▶ **Task inputs**
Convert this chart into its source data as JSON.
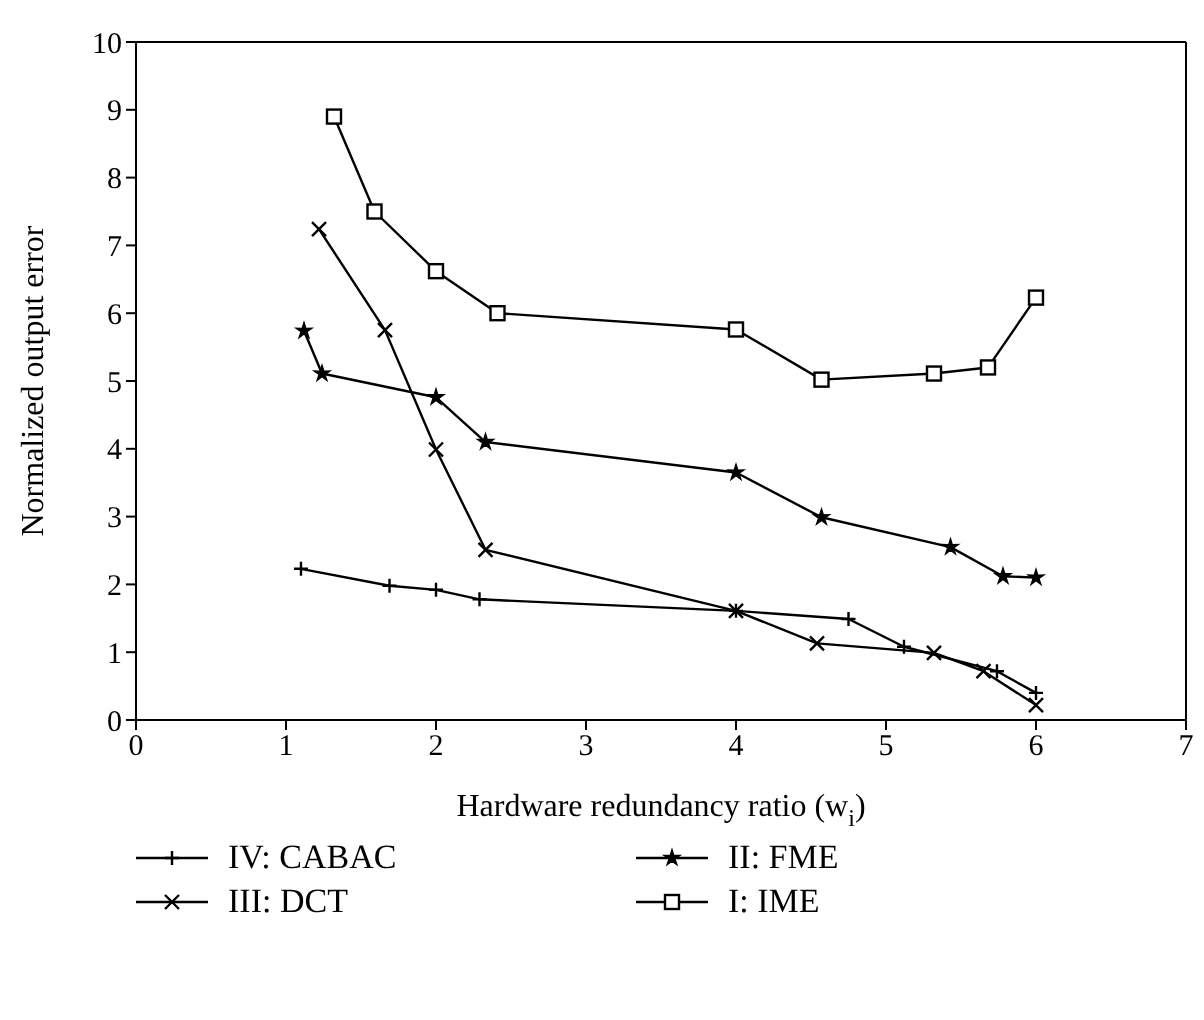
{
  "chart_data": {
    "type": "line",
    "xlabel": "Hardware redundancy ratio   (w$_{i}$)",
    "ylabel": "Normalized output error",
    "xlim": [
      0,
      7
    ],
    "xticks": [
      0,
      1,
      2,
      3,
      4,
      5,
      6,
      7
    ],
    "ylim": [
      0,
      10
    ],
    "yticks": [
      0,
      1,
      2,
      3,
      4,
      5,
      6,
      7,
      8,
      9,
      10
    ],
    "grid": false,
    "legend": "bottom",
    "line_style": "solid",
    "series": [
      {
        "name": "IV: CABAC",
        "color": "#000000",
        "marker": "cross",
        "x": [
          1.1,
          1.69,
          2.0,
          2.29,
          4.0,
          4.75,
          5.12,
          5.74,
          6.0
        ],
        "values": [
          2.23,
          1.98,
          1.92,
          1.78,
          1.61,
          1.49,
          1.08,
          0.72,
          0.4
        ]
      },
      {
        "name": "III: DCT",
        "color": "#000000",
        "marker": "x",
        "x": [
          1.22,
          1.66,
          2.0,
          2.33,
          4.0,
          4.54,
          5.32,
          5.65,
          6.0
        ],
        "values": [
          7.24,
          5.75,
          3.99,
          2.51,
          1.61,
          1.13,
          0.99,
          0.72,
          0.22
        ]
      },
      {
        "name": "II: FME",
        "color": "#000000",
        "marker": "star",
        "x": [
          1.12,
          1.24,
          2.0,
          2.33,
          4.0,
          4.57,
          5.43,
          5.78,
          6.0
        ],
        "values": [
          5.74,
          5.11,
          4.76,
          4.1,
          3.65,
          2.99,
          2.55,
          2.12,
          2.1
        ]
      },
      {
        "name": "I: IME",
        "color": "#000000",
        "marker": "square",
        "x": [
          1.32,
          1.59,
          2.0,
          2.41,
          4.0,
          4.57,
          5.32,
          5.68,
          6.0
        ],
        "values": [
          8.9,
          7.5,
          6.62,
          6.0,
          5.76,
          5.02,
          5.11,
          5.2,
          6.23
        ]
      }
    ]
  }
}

* * *

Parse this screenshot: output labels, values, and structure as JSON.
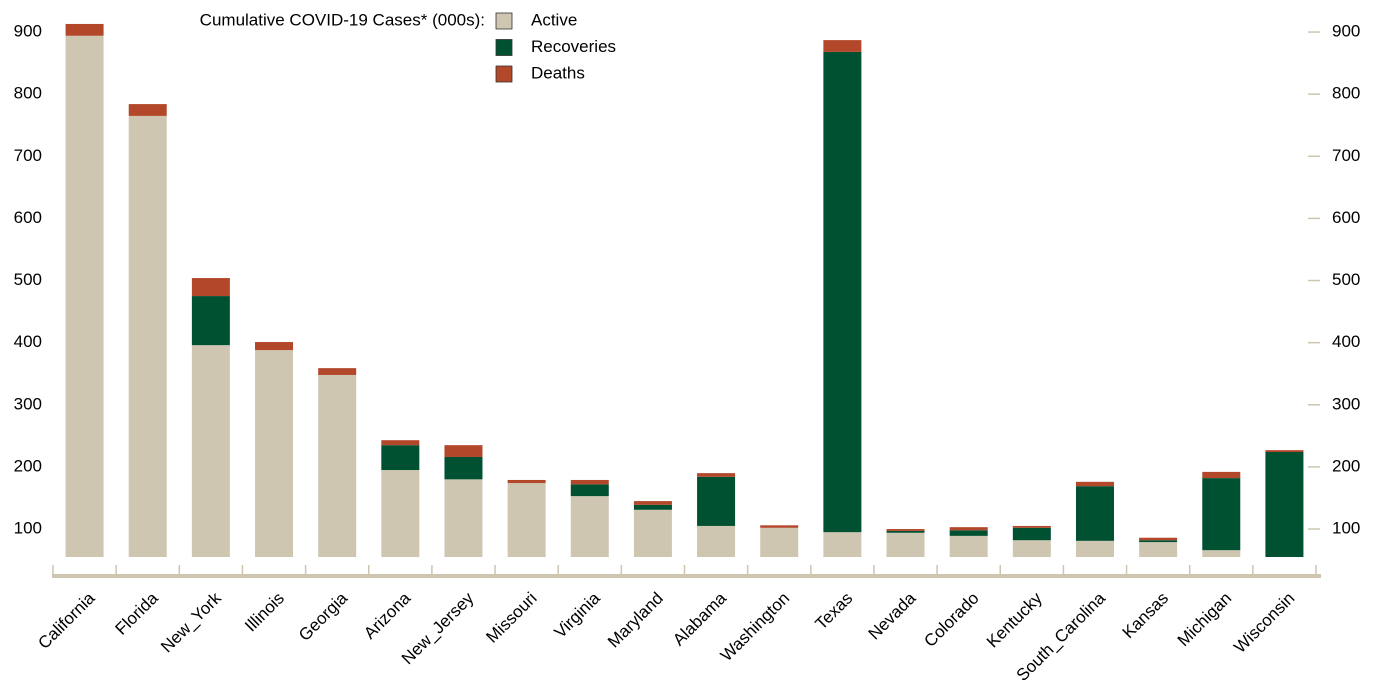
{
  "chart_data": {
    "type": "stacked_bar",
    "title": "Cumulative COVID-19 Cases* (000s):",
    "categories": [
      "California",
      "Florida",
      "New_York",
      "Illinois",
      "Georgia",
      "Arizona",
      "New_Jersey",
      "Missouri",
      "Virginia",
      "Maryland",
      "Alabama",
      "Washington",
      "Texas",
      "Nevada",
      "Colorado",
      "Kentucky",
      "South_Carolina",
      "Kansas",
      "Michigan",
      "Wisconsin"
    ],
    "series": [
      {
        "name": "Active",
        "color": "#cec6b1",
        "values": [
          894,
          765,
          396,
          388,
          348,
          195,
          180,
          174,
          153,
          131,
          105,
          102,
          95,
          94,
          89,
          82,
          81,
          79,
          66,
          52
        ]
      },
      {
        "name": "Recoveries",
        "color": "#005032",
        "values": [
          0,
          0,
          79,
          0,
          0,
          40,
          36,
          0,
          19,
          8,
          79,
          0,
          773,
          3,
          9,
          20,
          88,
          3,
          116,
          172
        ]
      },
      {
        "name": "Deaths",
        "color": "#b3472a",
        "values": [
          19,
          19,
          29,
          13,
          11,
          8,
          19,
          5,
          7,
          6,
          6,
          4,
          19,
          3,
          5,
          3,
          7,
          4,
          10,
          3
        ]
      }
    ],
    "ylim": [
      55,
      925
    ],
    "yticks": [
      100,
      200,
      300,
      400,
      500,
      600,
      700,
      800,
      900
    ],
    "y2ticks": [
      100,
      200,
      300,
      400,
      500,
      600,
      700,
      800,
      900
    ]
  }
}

▶ **Request**
Find and copy every line in the entries above where the string "output" occurs.

▶ **The response**
    "ylabel": "Normalized output error",
Parse this screenshot: output labels, values, and structure as JSON.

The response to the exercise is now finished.